In the listing below, find every line with the string "object" and pull it out.

[Figure contents as structured data]

----

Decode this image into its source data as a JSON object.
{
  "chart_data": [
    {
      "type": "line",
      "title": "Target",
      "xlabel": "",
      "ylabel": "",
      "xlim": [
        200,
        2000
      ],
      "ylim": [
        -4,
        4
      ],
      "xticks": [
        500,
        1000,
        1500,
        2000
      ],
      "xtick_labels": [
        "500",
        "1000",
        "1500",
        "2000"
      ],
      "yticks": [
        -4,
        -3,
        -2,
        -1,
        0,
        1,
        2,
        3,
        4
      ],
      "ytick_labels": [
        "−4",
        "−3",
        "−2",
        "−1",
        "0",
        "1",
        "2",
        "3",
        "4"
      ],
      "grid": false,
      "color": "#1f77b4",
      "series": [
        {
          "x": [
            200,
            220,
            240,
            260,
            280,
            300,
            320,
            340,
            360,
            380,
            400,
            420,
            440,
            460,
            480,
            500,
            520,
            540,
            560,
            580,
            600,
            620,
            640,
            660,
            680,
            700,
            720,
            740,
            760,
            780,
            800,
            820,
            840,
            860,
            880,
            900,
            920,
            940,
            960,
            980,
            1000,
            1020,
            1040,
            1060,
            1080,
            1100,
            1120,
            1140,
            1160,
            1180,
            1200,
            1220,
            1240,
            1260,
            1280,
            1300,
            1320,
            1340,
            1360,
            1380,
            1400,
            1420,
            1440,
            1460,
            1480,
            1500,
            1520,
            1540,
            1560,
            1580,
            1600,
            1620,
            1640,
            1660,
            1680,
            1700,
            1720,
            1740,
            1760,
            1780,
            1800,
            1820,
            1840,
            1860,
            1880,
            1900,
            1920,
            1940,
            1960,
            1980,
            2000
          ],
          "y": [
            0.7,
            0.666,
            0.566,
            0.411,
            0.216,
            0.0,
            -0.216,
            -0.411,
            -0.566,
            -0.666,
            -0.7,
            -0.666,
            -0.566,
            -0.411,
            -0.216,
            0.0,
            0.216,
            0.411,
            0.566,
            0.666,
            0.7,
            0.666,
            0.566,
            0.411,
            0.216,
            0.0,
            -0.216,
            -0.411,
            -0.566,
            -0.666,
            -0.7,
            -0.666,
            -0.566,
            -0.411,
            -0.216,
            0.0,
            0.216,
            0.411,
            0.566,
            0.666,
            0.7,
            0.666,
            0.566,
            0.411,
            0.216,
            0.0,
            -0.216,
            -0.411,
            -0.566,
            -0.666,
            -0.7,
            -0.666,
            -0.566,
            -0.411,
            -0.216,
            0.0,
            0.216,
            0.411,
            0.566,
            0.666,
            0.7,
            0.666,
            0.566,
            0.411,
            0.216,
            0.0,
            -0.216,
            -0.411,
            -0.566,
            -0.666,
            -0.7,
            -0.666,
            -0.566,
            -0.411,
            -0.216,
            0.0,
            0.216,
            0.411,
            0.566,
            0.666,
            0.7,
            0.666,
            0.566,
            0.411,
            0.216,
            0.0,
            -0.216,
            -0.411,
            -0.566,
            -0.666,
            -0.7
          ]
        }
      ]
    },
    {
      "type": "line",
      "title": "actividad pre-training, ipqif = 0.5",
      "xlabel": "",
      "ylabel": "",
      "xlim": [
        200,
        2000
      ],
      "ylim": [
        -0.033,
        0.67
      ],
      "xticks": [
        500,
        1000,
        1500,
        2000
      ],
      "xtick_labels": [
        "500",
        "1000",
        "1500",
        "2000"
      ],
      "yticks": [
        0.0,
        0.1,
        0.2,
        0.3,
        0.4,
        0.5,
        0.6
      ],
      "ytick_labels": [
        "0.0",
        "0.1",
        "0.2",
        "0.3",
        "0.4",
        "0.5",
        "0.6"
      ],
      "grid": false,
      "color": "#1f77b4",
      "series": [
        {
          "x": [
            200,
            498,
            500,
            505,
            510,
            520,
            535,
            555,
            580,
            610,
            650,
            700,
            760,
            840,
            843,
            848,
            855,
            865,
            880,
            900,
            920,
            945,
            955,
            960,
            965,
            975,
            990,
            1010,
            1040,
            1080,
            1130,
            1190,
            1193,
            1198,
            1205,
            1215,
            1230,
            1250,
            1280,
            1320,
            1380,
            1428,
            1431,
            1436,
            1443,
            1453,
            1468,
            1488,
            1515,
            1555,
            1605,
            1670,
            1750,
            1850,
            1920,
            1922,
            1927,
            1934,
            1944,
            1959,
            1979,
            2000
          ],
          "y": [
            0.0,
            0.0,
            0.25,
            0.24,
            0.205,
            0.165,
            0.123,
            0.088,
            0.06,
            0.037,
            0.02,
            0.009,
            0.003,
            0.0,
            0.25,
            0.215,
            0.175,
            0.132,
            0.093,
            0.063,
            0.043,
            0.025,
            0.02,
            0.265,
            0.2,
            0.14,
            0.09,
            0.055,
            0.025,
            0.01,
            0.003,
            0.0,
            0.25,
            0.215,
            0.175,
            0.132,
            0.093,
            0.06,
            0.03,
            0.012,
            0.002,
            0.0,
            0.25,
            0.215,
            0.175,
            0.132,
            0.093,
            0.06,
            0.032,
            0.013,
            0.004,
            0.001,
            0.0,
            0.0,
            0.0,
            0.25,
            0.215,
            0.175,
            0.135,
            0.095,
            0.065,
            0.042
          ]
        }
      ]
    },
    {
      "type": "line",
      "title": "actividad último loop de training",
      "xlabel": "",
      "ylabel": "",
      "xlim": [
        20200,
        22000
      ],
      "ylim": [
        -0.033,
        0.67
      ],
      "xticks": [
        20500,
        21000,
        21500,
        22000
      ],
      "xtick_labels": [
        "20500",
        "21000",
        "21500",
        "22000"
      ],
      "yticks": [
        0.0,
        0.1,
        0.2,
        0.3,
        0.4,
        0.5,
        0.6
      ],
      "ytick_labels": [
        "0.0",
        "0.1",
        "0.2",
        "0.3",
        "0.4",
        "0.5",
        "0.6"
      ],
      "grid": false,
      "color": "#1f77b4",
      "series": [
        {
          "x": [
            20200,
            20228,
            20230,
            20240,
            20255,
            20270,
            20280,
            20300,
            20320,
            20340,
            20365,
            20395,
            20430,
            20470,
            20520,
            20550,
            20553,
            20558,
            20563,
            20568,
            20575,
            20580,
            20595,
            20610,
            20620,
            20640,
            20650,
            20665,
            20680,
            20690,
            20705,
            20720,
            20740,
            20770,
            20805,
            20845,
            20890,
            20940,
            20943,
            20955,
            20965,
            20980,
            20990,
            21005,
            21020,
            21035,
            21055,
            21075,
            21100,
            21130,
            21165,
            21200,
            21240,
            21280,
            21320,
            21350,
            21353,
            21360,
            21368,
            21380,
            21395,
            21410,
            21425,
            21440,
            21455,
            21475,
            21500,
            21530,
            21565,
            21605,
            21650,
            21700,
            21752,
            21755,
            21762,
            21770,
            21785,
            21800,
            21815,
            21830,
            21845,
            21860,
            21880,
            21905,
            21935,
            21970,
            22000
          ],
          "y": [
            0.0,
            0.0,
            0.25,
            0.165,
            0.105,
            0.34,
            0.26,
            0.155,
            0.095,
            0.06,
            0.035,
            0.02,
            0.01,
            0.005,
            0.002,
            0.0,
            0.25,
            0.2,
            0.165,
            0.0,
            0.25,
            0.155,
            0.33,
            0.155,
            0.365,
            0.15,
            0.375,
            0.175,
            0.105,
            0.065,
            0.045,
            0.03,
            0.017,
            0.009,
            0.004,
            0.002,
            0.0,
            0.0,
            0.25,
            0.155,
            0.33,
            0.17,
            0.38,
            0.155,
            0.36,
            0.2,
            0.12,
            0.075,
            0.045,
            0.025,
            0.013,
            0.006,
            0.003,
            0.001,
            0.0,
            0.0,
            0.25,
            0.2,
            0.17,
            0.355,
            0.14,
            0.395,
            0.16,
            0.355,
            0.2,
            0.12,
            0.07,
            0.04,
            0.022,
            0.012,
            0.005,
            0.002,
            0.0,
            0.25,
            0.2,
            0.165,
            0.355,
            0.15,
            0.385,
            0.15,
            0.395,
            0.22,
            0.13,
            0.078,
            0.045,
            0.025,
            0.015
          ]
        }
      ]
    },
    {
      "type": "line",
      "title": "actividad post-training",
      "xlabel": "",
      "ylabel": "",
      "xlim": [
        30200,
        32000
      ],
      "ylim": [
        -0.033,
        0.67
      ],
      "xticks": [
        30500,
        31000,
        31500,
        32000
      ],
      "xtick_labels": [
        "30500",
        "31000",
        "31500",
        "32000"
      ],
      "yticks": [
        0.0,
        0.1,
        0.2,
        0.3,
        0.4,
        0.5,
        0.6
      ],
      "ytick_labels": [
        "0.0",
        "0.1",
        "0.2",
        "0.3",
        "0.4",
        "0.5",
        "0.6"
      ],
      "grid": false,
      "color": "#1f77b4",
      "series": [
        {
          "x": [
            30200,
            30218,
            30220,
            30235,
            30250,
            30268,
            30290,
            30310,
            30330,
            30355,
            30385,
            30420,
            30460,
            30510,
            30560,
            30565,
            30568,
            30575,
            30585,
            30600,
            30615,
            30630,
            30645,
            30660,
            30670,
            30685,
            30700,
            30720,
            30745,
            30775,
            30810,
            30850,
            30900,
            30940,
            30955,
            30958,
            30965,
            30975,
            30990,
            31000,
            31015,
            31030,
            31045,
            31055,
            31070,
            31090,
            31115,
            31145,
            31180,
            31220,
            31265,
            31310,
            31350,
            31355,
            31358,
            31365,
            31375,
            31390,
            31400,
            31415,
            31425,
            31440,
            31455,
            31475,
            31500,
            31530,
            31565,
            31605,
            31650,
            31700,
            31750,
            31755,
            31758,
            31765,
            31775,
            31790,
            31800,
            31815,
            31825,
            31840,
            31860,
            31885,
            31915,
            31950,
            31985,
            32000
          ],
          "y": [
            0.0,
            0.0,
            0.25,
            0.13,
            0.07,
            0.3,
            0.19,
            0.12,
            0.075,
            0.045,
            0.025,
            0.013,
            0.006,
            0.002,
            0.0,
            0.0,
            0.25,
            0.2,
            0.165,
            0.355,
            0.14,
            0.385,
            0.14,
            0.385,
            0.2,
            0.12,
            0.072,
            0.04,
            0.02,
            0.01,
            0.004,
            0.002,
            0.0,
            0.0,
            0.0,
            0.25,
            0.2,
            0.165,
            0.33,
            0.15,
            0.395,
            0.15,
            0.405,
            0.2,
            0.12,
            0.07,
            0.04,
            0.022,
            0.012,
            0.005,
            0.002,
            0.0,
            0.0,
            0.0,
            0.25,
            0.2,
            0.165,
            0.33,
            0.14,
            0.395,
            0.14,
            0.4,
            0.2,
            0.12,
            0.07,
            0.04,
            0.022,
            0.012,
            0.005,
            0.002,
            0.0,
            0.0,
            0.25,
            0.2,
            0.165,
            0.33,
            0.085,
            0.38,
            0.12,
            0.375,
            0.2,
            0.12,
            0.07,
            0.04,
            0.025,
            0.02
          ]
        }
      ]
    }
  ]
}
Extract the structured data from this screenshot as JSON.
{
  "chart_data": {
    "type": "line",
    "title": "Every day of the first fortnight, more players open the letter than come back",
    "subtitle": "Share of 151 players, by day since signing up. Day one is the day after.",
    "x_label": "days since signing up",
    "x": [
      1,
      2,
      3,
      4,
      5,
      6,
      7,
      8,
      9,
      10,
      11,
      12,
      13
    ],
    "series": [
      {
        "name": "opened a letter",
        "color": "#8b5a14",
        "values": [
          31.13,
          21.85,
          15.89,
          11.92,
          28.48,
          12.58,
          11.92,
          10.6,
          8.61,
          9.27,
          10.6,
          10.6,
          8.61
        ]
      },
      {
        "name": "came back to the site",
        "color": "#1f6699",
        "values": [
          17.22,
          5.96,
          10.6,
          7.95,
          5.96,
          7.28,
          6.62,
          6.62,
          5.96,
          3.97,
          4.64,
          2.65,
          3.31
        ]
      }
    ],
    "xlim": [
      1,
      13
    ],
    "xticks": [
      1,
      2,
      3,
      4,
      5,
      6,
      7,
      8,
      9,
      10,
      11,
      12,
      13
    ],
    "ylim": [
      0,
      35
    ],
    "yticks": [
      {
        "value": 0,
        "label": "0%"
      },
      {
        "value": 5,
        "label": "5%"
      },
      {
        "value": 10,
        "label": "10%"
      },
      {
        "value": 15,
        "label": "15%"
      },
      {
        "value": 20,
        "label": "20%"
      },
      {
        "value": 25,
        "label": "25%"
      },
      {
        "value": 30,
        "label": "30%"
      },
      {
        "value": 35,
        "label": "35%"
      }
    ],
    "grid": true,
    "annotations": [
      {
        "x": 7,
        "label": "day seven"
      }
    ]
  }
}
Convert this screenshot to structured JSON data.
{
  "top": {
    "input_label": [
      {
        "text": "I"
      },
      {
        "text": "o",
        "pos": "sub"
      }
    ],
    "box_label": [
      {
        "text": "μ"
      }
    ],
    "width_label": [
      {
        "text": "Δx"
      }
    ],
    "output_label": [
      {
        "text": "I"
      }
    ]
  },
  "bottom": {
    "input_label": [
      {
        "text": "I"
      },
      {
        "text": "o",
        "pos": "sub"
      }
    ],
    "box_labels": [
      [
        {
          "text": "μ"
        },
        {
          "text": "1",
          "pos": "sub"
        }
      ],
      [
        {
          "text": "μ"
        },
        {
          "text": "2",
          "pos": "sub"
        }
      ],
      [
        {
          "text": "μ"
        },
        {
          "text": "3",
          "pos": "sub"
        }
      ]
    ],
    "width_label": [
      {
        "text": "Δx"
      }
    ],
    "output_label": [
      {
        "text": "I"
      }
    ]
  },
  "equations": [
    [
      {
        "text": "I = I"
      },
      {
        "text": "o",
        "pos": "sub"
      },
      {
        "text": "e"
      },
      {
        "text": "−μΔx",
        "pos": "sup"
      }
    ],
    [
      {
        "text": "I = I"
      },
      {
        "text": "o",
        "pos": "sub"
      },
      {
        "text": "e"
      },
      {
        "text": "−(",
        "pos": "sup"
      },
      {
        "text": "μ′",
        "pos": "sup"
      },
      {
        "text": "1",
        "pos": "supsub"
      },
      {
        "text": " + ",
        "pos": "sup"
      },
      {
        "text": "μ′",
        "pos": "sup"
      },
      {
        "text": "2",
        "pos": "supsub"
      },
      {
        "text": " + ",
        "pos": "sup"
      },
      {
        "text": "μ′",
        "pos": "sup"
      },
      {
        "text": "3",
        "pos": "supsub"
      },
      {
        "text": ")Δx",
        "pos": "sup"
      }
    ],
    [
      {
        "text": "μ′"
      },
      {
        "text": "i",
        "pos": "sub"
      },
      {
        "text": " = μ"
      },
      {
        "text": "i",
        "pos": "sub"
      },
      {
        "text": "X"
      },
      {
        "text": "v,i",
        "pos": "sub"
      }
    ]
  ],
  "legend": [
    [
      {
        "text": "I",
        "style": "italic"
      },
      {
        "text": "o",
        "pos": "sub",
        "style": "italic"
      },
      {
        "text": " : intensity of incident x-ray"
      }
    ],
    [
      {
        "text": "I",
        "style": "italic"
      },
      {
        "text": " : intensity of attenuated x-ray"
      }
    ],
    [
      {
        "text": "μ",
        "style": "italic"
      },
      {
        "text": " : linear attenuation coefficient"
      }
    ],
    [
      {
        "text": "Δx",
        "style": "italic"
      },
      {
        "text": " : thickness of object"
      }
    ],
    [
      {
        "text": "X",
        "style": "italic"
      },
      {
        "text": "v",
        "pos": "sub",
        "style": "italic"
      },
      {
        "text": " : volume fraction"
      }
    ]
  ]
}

----

_Exercise answer_.
Decode this image into its source data as a JSON object.
        "text": " : thickness of object"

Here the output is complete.